# START OF Data listing

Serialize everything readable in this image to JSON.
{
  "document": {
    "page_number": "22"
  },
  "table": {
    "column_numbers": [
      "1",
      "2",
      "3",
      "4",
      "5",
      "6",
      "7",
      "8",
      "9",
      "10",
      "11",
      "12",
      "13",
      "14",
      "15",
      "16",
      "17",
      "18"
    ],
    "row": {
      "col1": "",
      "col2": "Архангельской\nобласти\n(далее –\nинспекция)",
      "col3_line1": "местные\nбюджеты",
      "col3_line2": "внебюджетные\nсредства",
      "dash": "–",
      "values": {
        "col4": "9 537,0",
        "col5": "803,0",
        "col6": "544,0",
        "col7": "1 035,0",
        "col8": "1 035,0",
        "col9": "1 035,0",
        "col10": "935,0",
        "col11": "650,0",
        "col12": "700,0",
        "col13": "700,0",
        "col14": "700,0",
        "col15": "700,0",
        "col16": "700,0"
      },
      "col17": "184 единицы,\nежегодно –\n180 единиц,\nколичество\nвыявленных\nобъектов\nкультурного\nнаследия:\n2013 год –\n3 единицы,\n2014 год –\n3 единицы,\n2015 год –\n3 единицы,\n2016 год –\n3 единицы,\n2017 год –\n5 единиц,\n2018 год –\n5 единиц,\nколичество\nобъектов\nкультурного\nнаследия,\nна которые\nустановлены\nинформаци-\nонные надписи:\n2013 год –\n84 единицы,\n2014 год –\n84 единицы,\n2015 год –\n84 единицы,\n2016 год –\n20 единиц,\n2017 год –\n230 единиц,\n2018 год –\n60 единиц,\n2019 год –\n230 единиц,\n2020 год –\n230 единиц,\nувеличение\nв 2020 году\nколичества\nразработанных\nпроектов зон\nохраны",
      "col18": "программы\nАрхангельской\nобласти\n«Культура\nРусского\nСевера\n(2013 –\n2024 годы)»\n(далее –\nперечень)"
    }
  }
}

# END OF Data listing

* **Brief**
Find the lines of the material that hold the word "далее" and report their count alone.

* **Expected answer**
2